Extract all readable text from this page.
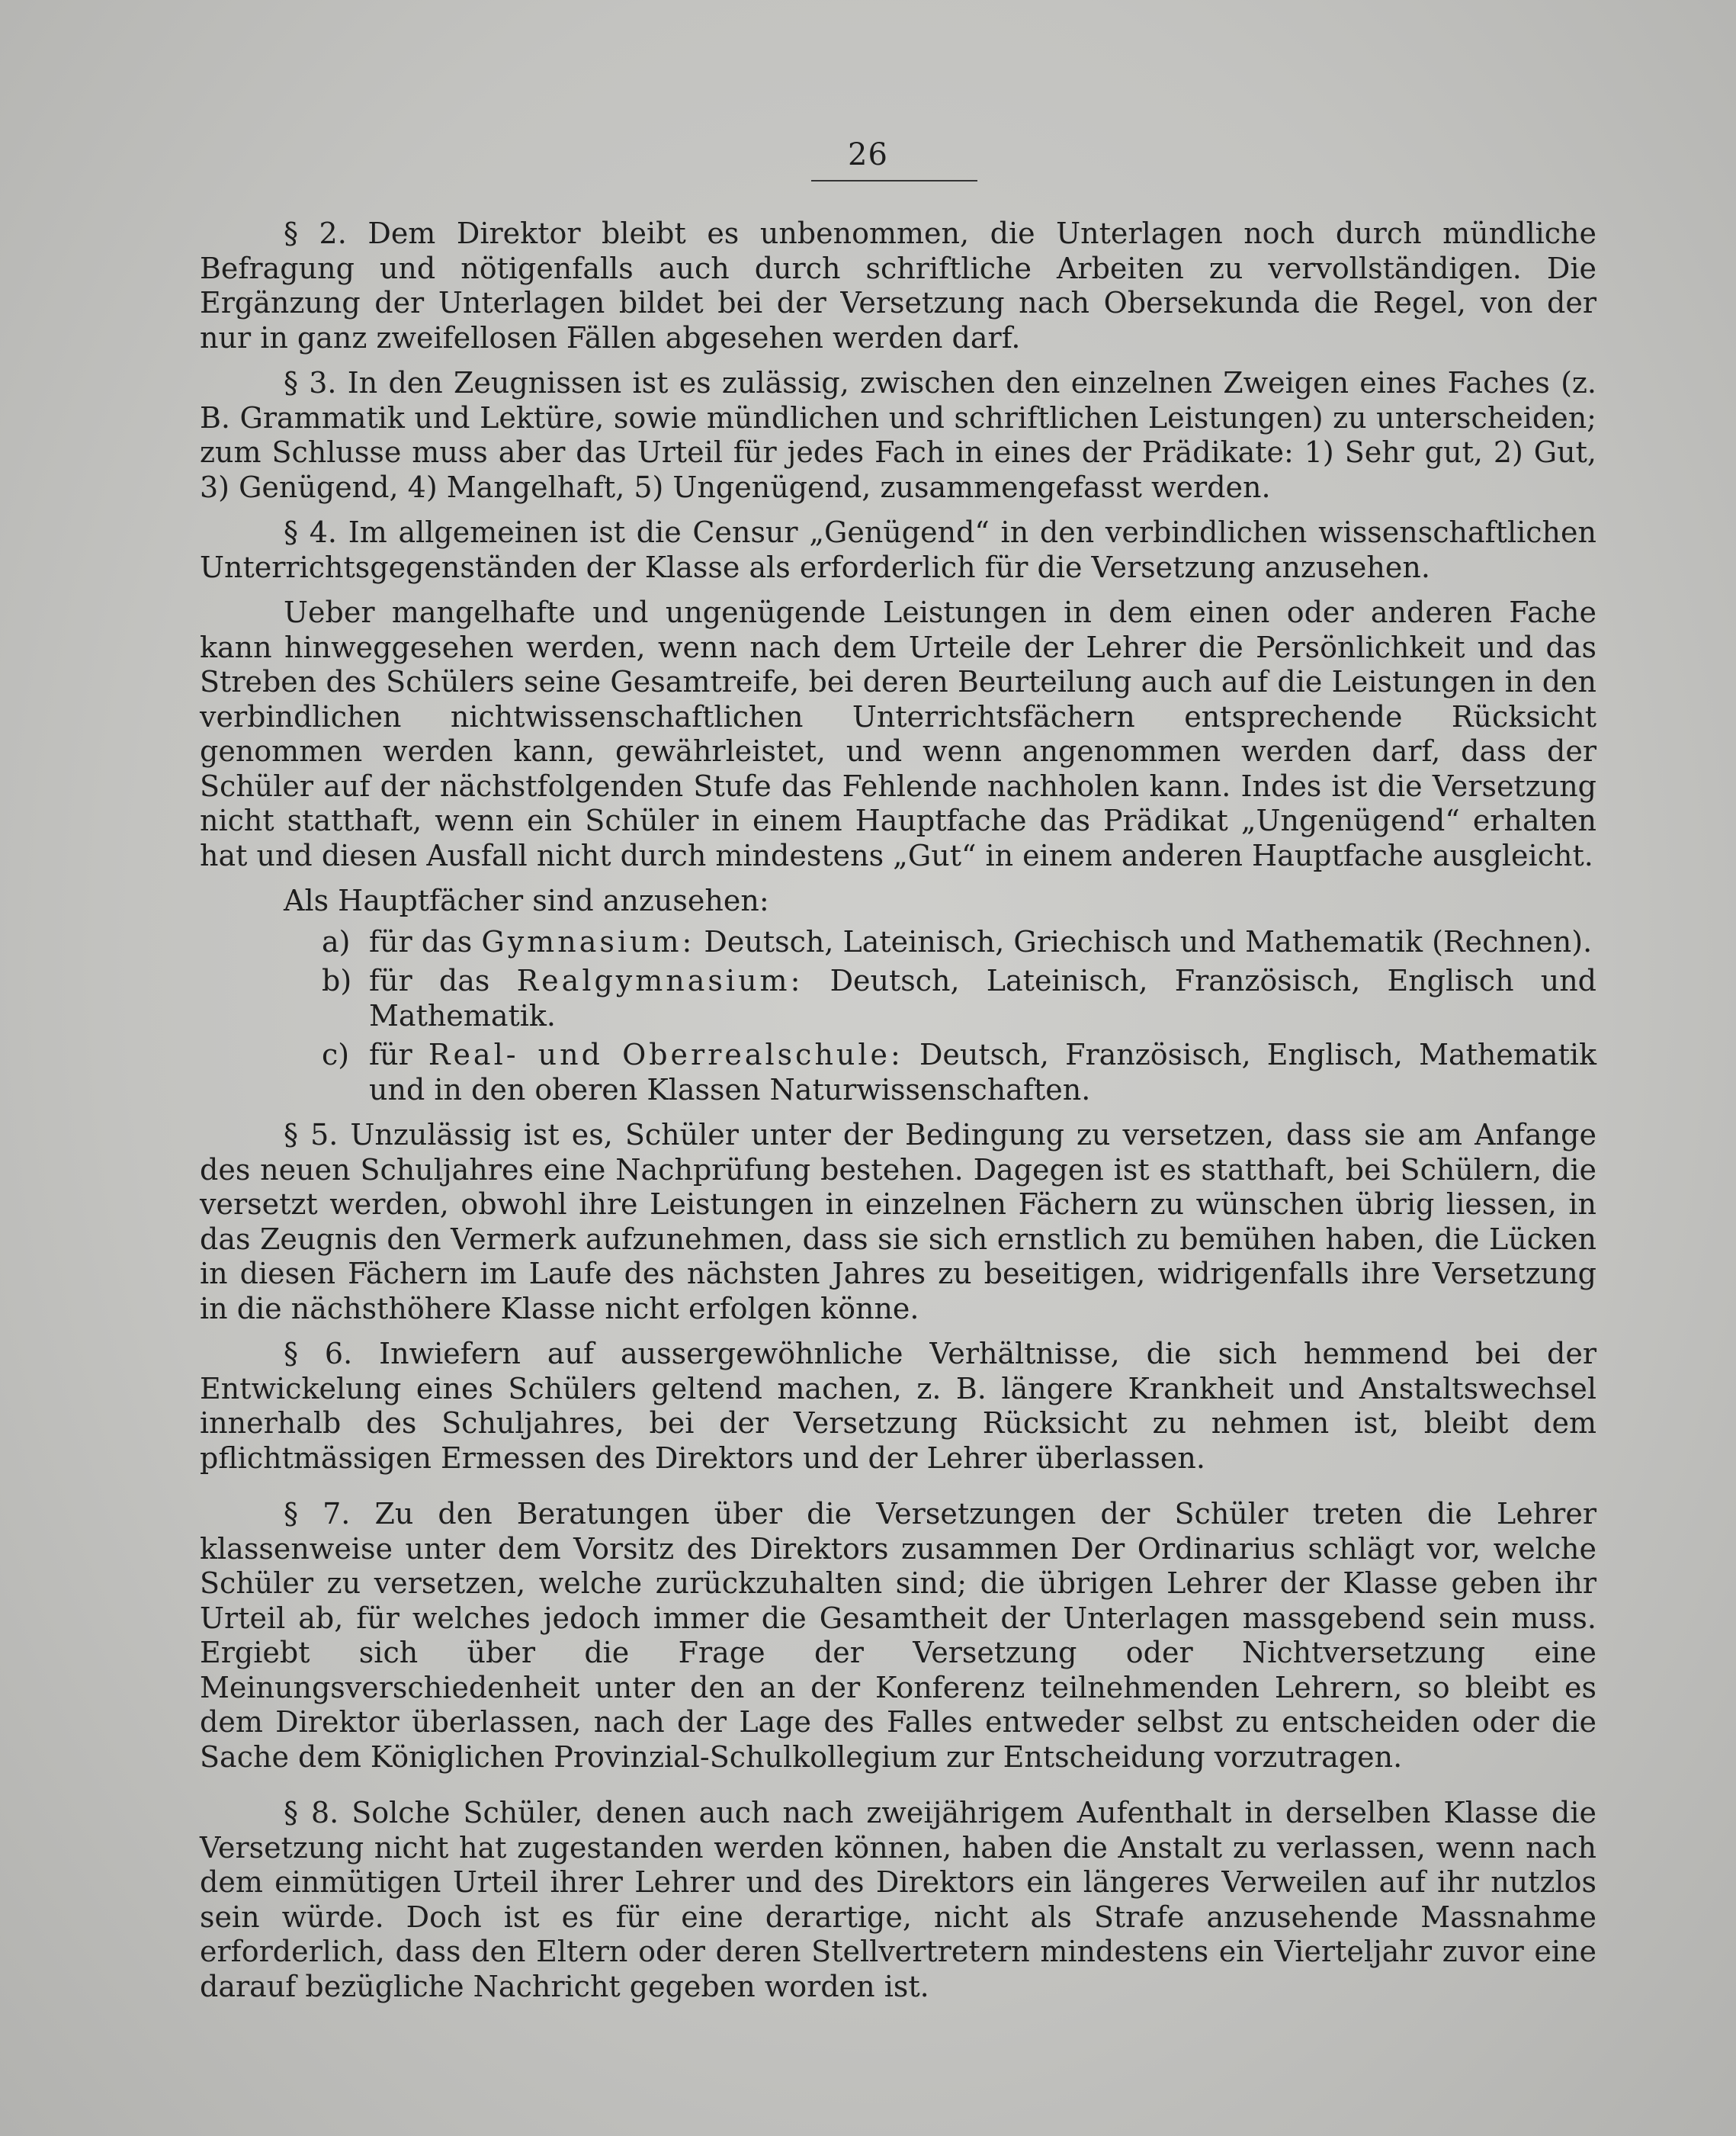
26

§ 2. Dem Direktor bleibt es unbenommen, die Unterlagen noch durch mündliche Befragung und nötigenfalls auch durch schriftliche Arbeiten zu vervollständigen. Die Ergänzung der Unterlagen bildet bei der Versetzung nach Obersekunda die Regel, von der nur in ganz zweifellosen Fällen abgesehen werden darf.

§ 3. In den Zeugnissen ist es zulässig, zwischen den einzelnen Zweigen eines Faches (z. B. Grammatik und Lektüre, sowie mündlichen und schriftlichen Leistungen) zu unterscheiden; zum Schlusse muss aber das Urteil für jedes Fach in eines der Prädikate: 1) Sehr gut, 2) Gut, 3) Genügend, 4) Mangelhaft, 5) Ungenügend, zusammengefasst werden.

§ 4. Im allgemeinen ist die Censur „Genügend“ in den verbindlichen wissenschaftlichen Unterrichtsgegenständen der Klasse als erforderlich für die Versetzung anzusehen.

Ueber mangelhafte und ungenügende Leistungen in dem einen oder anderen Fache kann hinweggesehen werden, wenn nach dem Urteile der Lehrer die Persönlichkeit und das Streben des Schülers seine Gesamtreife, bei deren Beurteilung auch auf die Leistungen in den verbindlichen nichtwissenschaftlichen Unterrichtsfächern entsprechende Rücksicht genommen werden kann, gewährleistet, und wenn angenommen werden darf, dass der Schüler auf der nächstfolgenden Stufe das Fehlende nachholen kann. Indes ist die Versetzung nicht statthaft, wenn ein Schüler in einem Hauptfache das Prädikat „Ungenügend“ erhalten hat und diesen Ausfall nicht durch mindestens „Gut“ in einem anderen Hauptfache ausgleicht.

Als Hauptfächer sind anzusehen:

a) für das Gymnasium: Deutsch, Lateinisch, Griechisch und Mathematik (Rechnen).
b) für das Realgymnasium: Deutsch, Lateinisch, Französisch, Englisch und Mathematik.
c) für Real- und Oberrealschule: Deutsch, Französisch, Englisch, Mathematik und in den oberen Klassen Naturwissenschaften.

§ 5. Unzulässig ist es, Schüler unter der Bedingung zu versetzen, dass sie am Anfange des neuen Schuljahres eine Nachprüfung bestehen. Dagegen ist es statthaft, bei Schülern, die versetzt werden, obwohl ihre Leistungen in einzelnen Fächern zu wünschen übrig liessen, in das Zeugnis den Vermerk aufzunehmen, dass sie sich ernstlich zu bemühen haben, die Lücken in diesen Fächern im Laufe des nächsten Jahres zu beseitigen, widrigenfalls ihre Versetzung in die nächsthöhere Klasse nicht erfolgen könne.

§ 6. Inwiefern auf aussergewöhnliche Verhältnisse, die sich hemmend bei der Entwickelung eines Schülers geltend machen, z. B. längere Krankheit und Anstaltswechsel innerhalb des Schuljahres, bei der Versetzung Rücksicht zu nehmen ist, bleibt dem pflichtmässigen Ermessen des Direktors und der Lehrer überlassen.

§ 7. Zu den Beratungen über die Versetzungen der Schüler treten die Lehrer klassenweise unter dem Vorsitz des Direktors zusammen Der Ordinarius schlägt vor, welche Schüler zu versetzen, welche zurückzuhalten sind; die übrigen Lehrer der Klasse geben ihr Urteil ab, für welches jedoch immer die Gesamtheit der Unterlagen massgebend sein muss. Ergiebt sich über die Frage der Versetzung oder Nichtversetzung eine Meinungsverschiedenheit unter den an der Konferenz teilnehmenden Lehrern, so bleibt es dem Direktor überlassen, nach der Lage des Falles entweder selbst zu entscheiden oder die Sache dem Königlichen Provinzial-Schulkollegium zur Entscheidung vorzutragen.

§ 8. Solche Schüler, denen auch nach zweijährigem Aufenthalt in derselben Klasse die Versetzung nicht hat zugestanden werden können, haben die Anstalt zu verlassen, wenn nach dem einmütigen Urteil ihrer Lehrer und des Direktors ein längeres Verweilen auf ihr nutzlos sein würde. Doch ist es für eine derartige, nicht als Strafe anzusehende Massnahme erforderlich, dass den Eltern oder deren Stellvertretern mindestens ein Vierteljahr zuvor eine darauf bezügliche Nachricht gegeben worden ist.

-------------------------

What the exercise asks ▸ Using the listing above, return all lines where the word "sind" occurs.

Task output ▸
Als Hauptfächer sind anzusehen:
§ 7. Zu den Beratungen über die Versetzungen der Schüler treten die Lehrer klassenweise unter dem Vorsitz des Direktors zusammen Der Ordinarius schlägt vor, welche Schüler zu versetzen, welche zurückzuhalten sind; die übrigen Lehrer der Klasse geben ihr Urteil ab, für welches jedoch immer die Gesamtheit der Unterlagen massgebend sein muss. Ergiebt sich über die Frage der Versetzung oder Nichtversetzung eine Meinungsverschiedenheit unter den an der Konferenz teilnehmenden Lehrern, so bleibt es dem Direktor überlassen, nach der Lage des Falles entweder selbst zu entscheiden oder die Sache dem Königlichen Provinzial-Schulkollegium zur Entscheidung vorzutragen.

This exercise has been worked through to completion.